### Exercise description:
In how many lines of the data does the word "Federation" appear? Give the number by itself.
★ ★ ★
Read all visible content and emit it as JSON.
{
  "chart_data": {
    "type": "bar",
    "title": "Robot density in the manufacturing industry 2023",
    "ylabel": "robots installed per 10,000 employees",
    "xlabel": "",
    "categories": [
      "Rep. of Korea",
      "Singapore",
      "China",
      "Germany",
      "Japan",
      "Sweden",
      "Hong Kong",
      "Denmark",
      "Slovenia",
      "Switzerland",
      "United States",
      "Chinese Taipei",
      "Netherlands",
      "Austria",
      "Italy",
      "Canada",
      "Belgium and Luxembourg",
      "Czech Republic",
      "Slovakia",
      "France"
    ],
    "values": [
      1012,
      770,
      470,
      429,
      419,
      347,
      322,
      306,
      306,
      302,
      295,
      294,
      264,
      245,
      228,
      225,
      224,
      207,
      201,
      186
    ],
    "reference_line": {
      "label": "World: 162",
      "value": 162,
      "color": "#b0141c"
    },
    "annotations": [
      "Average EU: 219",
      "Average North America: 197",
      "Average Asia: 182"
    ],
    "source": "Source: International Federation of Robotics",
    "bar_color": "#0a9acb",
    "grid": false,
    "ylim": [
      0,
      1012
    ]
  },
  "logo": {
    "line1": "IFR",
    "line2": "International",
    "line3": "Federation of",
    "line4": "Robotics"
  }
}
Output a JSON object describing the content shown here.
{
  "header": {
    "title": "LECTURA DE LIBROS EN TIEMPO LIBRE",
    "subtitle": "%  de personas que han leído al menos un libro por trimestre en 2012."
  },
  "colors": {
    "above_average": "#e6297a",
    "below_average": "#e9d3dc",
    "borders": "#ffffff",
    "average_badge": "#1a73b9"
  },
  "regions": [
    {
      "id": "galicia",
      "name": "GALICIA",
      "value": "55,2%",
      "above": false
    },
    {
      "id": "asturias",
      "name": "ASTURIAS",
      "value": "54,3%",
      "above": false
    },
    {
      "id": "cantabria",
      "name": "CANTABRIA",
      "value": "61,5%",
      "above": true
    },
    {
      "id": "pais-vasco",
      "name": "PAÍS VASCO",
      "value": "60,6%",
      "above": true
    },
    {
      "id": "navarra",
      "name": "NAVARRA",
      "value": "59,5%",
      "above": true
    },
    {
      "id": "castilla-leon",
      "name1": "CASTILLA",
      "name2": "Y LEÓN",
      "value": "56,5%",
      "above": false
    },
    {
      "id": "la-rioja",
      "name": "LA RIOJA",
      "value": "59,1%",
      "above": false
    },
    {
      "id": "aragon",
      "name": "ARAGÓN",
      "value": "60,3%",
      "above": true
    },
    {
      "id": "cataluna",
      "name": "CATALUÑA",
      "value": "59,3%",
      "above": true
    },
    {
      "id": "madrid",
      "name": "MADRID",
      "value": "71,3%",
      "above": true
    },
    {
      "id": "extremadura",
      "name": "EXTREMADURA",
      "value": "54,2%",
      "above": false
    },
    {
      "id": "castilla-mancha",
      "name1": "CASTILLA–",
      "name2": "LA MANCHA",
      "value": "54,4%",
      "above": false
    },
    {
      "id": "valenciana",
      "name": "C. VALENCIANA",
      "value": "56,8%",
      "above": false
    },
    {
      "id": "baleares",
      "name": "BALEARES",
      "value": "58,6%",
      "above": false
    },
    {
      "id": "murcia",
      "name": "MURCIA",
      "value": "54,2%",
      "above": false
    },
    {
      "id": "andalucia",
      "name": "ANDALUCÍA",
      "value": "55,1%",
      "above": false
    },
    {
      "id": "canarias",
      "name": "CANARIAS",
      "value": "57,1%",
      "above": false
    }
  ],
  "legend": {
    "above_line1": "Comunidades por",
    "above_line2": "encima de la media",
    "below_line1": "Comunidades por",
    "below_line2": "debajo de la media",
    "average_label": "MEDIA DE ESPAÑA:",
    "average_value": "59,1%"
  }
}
★ ★ ★
### Output for this exercise:
2